Entries taken from a collection
%%
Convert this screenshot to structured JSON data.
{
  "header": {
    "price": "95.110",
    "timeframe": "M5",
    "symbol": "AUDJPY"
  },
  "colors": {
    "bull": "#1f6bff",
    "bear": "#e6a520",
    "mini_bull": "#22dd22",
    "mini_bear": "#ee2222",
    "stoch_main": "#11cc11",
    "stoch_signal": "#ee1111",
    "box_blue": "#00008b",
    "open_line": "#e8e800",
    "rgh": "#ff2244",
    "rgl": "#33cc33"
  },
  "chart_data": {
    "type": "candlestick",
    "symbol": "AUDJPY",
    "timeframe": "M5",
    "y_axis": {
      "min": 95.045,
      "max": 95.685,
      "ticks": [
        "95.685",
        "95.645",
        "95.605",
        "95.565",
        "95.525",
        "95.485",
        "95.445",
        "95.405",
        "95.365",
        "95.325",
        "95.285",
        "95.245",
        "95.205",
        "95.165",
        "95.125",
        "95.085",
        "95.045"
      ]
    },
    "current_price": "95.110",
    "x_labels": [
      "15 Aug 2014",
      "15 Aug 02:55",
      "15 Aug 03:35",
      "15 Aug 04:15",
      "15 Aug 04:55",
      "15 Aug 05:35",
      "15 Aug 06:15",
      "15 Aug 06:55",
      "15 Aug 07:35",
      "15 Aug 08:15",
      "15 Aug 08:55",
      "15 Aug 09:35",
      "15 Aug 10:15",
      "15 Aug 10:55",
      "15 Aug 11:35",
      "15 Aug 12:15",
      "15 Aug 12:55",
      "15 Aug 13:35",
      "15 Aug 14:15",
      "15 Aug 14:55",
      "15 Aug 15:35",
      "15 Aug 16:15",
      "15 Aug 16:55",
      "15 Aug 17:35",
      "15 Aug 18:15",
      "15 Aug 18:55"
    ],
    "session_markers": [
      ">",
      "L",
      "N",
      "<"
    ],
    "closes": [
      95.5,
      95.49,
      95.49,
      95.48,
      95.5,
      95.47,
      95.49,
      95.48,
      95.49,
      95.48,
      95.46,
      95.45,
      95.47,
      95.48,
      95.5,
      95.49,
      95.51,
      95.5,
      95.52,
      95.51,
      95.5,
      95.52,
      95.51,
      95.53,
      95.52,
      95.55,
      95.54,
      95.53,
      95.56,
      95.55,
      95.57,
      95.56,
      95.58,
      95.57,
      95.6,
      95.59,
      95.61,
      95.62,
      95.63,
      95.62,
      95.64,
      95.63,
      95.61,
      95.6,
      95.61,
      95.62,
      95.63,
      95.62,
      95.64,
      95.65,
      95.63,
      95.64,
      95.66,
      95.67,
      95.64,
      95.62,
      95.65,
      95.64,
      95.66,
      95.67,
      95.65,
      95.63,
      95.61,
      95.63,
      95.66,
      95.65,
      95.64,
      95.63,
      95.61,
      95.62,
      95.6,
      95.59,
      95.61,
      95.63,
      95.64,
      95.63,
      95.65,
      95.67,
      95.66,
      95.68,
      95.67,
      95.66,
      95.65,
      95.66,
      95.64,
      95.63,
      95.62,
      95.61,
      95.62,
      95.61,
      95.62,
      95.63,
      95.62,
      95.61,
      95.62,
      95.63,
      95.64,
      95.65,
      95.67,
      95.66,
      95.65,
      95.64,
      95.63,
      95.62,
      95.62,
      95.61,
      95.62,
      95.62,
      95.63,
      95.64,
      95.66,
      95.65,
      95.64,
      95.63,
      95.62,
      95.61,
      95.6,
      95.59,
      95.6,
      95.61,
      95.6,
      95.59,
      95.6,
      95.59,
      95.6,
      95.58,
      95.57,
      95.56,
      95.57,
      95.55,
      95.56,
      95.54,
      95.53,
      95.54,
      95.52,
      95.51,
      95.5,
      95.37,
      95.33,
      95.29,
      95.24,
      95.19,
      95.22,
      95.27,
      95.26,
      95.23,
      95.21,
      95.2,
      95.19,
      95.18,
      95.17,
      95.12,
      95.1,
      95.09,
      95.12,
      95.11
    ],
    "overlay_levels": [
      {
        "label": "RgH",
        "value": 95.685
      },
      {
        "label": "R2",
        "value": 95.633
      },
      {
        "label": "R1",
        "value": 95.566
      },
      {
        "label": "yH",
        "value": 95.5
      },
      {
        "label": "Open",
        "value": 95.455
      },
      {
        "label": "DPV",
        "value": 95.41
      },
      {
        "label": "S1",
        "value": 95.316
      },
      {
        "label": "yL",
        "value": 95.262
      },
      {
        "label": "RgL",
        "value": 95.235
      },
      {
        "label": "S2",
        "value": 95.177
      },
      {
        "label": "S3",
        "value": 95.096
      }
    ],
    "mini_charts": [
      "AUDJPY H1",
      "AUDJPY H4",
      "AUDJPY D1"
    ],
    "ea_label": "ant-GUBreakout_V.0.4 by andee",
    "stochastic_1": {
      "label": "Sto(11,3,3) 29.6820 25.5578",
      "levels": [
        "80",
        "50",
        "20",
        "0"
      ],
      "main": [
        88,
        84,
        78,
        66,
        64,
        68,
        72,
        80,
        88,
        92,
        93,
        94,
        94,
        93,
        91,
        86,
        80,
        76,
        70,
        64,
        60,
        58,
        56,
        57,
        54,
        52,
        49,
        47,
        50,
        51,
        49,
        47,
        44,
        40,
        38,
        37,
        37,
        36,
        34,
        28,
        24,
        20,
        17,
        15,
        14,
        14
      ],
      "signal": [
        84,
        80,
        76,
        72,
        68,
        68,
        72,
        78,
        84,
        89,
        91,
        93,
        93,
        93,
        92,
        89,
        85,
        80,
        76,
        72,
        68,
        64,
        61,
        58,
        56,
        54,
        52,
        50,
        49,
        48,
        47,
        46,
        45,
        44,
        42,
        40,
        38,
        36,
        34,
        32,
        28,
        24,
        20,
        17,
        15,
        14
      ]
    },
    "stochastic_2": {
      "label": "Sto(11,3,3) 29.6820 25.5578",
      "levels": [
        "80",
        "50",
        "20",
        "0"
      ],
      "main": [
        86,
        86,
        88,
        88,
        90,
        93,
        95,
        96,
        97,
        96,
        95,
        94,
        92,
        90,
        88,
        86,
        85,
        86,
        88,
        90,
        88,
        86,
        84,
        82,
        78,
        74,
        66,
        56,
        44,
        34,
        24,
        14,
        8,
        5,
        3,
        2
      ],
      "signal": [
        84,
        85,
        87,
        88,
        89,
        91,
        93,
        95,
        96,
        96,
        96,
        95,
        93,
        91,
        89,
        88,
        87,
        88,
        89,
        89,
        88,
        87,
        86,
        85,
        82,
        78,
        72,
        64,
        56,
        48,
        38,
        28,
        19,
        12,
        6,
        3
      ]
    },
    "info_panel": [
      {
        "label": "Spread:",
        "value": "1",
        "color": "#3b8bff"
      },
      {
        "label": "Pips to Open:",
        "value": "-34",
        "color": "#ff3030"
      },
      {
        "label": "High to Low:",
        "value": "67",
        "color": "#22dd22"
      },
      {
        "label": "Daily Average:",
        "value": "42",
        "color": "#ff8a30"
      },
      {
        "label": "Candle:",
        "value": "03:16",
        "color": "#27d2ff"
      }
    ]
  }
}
%%
%%
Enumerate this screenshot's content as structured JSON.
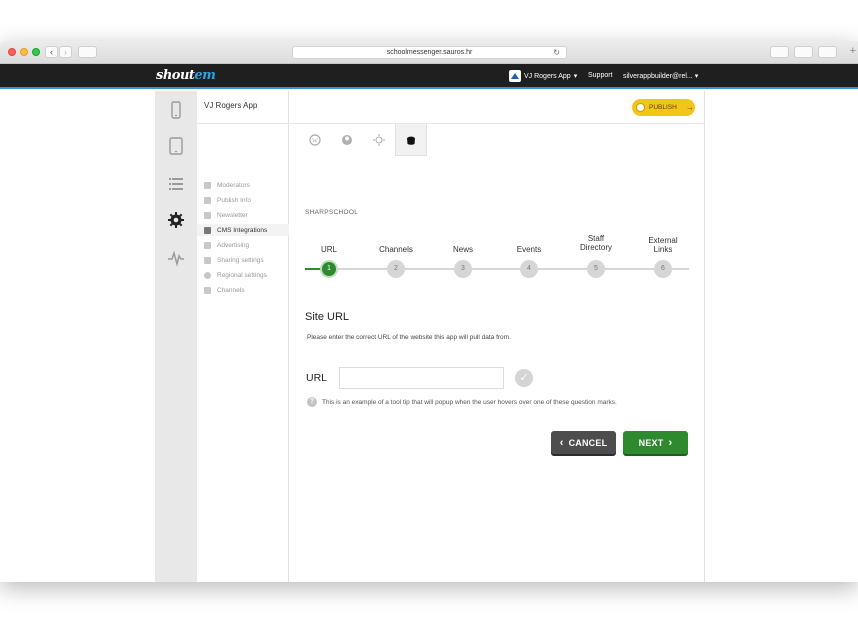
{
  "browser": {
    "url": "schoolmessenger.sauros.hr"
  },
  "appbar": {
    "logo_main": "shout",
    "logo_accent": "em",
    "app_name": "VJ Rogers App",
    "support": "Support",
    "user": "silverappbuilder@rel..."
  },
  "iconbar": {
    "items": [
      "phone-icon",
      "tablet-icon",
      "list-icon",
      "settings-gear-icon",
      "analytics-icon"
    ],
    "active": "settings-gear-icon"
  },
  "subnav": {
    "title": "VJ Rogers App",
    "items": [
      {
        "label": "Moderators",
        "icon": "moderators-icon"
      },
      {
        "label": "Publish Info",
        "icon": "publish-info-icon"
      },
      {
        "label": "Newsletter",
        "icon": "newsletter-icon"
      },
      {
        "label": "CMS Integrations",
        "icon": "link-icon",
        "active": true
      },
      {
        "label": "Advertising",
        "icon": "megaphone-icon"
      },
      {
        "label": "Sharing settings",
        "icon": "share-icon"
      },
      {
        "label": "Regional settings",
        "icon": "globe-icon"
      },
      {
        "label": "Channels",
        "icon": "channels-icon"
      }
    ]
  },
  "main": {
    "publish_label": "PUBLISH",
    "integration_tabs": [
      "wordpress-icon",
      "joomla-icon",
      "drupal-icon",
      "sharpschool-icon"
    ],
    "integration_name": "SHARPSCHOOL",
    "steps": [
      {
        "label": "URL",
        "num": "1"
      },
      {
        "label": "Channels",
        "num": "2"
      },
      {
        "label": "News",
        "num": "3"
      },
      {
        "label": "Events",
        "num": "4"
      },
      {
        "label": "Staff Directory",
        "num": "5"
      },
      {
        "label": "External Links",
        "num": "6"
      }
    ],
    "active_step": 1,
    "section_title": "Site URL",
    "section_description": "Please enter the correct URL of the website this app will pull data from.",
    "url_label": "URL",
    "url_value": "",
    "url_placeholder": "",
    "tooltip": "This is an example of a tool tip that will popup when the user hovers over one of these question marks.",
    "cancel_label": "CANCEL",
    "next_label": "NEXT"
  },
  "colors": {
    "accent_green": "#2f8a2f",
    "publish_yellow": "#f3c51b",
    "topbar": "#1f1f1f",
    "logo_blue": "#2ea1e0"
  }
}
%%
%%
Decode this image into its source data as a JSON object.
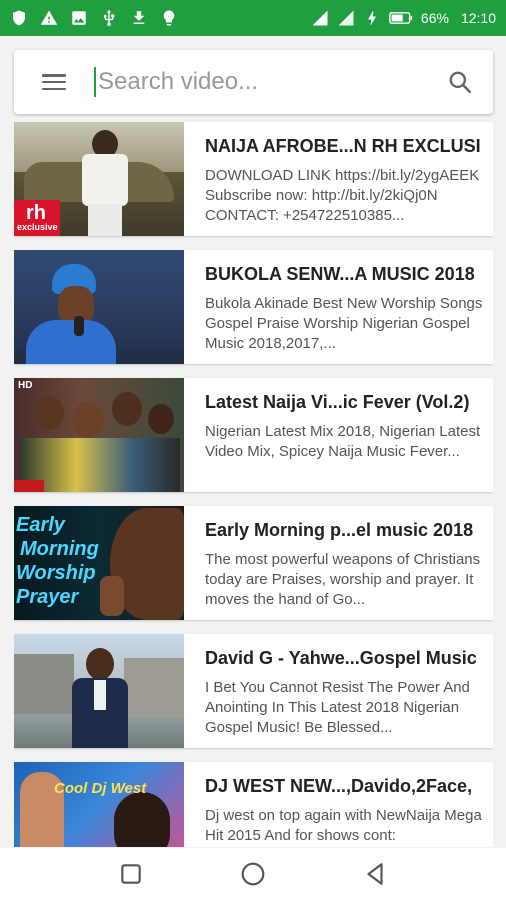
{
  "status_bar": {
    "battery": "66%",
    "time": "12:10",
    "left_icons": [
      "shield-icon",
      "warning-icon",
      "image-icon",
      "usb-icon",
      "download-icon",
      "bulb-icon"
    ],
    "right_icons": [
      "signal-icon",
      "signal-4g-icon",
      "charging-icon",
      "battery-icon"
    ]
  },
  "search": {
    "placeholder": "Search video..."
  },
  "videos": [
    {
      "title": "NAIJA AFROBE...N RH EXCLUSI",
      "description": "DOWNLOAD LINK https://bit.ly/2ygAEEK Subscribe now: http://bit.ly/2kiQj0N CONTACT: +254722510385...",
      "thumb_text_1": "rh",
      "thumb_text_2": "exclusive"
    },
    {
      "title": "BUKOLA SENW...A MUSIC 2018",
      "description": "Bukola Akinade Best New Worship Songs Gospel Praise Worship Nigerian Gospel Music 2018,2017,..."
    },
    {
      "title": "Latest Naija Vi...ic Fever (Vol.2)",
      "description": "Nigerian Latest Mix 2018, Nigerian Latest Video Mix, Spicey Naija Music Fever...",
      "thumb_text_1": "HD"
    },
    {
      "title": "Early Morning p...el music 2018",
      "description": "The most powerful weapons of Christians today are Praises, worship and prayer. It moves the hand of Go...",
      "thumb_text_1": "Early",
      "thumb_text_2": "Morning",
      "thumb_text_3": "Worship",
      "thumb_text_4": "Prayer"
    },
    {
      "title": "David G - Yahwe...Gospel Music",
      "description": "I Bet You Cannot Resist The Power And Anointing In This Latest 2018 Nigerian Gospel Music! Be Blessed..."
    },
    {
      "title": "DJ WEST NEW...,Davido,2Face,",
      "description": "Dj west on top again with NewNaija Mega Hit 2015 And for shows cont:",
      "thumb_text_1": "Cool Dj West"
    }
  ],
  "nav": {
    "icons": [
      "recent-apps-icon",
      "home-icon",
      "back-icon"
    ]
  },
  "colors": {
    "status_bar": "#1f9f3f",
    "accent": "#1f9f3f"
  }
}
%%
- **STATED TASK**
Search the listing for the word "Early" and return each line that holds it.

- **REPLY**
      "title": "Early Morning p...el music 2018",
      "thumb_text_1": "Early",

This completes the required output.